> [Work task A]: Copy the part of the blog entries about the phone company and the shoulder pain that begins with the words containing "Monday, April 02, 2007" and ends with "on my back.", word for word.
> [Work task B]: Continue the blog entries about the phone company and the shoulder pain from the point where they stop.

(Text under study begins)

I was so upset that I had sent an email to their Director for Finance, David Hartig who later reversed the charges and without apology! I did get an apology later on from their director for sales, Greg Hoagland but only the standard, we apologize for any inconvenience blah-blah. I don't ask for too much but perhaps in this day and age of identity theft scare, I think I deserved more. Like what? A sincere apology? An assurance that such erroneous charges were rare and they assure that this will not happen again? Their business is communications so they should know better. Such arrogance though that their final email to me was they would gladly reinstall my account if I decide to change my mind. PHOOEY!

And so like they say, just charge it to experience. So account closed you'd think I'd walk into the sunset and just live my life happily ever after? Hell, no.

Today, checking my account online I saw that I had been charged $2.08 by Global phone - yep, the company where I had closed my account a month ago. I received a statement on my work email and when I opened it realized I wasn't being charged for any calls because I had no calls made (of course) but I was being charged $2.00 as minimum charge for I don't know what (under the column that said description of charge - it was blank!!!) and 8 cents as tax for the charge that shouldn't exist. Can you believe that? I was so upset! It's not so much the amount but the whole principle of being charged for a service I don't have anymore, get it?

Honestly, I lost my cool and called up their customer service let off my steam without restaint. Yep, the Victoria taray I had not seen for a long unleashed her fury and they got an earful from me. I emailed David Hartig who I am sure will forward the email to their Director of Sales as SOP.

Tomorrow, I am going to my bank to cancel my credit card and just request for a replacement - the only way I can get rid of this pest of a company permanently from my life. Companies like Global Phone just turn out to be a recurring nightmare that haunts you right when you think it is safe again. They're like sharks!


Monday, April 02, 2007


I’ve been having stabbing pains on my right shoulder blade since Thursday. I tried to ignore it initially but ended up OD’ing on Aleve, Advil and if it persists, Flanax which I brought back from Manila. It had been so bad during the weekend that there must have been an hour that I was in bed on fetal position weeping and with my sweetie rubbing biofreeze on my back.

This morning I called my chiropractor and got an appointment for 3PM. I rarely take mid-morning or mid-afternoon doctor appointments because I always end up missing it. I have too much work that yes, I have re-scheduled too many dentist and doctor appointments. This time though, the 3PM was just fine. I needed relief.

(Text under study ends)
(Records begins)

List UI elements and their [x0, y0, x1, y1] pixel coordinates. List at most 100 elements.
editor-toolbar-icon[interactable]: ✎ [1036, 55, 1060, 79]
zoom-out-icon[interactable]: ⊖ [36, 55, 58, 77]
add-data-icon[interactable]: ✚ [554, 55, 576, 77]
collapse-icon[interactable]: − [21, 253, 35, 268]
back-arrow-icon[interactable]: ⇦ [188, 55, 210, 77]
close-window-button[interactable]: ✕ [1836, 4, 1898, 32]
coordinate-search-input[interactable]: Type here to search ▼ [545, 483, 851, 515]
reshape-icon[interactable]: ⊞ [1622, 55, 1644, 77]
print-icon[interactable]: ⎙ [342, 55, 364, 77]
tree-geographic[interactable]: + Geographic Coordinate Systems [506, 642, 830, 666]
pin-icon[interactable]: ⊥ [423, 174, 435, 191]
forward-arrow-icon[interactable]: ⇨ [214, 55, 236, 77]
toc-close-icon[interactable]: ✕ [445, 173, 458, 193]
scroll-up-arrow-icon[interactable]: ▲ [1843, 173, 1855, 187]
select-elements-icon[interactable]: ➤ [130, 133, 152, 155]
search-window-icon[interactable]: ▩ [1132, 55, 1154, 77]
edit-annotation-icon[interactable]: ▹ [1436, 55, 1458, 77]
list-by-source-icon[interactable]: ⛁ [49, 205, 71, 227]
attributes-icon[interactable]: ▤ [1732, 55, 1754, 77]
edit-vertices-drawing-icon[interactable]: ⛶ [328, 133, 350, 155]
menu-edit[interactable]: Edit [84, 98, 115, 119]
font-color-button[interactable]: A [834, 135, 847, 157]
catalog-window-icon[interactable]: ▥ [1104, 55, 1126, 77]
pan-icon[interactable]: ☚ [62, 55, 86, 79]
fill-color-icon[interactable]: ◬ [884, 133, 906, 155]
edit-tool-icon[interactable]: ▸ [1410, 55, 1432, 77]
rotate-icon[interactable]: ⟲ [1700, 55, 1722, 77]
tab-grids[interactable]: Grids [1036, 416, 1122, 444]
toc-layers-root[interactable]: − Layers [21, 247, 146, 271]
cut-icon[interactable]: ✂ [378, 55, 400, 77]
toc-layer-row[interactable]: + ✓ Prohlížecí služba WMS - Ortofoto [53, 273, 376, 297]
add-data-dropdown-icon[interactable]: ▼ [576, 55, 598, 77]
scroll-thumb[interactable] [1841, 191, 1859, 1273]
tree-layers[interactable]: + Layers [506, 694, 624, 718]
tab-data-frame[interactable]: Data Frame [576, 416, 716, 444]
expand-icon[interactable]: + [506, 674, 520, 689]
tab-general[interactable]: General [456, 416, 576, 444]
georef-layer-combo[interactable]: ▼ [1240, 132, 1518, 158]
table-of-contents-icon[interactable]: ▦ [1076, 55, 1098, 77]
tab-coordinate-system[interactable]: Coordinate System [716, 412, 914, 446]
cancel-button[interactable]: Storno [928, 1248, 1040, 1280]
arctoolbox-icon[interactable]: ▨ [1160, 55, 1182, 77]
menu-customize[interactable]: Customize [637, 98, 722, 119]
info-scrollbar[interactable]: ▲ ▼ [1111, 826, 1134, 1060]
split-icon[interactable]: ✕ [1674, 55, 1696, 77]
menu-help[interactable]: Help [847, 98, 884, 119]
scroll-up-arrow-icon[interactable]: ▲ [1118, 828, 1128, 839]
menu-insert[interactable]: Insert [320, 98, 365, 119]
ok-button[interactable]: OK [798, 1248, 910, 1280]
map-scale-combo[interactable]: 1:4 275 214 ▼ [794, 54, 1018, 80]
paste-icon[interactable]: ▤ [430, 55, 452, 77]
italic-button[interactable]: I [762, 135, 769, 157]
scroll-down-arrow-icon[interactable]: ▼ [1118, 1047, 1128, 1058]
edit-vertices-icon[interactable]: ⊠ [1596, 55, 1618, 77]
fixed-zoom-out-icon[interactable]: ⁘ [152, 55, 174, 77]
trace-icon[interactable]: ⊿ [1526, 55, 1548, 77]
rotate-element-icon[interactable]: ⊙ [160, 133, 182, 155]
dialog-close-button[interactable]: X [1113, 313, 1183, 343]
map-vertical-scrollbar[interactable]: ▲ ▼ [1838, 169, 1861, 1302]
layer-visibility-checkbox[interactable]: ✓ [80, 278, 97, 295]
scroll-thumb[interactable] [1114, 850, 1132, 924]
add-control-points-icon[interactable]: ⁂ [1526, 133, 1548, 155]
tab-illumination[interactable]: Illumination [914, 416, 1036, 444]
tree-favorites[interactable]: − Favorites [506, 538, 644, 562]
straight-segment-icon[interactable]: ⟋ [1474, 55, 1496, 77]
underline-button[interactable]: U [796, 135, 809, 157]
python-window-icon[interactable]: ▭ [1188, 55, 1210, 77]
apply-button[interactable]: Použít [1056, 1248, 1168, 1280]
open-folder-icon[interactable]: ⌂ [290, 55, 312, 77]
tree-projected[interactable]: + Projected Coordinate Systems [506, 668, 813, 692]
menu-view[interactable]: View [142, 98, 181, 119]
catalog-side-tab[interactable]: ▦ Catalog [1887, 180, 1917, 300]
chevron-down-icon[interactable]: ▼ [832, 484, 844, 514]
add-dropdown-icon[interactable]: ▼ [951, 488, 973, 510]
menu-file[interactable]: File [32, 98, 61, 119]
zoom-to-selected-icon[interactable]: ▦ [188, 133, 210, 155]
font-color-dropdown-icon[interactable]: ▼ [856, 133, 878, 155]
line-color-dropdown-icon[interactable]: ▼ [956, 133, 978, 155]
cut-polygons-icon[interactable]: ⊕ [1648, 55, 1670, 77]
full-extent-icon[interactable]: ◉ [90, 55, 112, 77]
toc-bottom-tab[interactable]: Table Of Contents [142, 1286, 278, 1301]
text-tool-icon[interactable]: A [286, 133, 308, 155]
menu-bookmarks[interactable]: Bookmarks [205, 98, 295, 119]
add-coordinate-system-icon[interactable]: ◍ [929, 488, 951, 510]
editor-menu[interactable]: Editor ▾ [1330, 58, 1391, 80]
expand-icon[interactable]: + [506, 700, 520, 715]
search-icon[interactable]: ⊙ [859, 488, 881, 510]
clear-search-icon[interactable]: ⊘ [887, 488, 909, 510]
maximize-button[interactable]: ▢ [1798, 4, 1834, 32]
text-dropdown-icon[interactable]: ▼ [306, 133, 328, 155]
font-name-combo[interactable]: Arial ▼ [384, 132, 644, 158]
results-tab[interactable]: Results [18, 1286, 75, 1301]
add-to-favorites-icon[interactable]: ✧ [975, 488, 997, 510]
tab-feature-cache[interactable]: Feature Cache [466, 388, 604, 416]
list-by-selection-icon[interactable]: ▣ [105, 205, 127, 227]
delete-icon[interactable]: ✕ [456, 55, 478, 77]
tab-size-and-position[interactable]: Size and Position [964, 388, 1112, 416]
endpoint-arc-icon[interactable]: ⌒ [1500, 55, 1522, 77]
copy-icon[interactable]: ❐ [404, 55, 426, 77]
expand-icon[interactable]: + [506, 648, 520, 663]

(Records ends)

> [Written response A]:
Monday, April 02, 2007


I’ve been having stabbing pains on my right shoulder blade since Thursday. I tried to ignore it initially but ended up OD’ing on Aleve, Advil and if it persists, Flanax which I brought back from Manila. It had been so bad during the weekend that there must have been an hour that I was in bed on fetal position weeping and with my sweetie rubbing biofreeze on my back.

> [Written response B]:
My chiropractor and I go back since 2004 when I got involved in a baseball related injury. I was on the treadmill during the World Series Finals and Derek Jeter was on bat. He swung the bat and there was a sharp ping when the bat hit the ball and everyone was breathless as the ball took a trajectory into the outfield. As everyone in the stadium watched in bated breath, I stopped my jog. But the treadmill didn’t so I ended up on my behind on the floor. That was how I met my doctor.

He is a cutie, half-Spanish, half-Jewish but very American. He is also a New York Mets fan so he and I are constantly teasing each other about baseball. Today the first thing he bragged was the Mets jersey hanging in one of his consultation rooms signed by David Wright to “the best chiropractor” in New York. Unfortunately, after so much flirting with him, he got married last year. Oh, well.

After examining my swollen right shoulder blade, he put me on a pulsing machine and placed some warming layers on my back and left me for 15 minutes to the music of Abba’s ‘Dancing Queen’. Just before the timer sounded, he was back in the room and making my neck twist and my pushing down my spine until it made cracking sounds that can be frightening. But I guess when I trust my doctor I just let him do what he must in the hope I wouldn’t feel the spasm on my back anymore. After getting a scolding about being a ‘fair-weather’ patient, he made me promise to return on Wednesday for a follow-up. My case is so bad that he would have made me come back tomorrow but since it is Passover and he is half-Jewish, he would have to be observing the holiday.

Home early and feeling the warmth of the biofreeze on my back, I continue to feel the persistent throbbing pain. I wish I could reach my back for some real rubbing. I can always make my boyfriend’s back and neck pains go away when I massage them so I think it is so totally unfair that I have to see a doctor to get some relief from mine.

I know I may sound like I whine a lot but yes, I do need to whine about this one. I have pain tolerance so small I would scream in pain if pricked with a needle. This one is major however, considering I have already taken six caplets of 220 mg Advil today and I am still in pain.

Boyfriend says I should stop thinking about it so the pain would go away. Just now he told me to stop writing about it, too. It's a mental thing, he states. So now he is also a doctor. OK, so I will now log off and take my French language book and relearn some useful phrases. That would be less painful.

This must be how it is to be getting old... pain starts to set in. Then what? Oh brother....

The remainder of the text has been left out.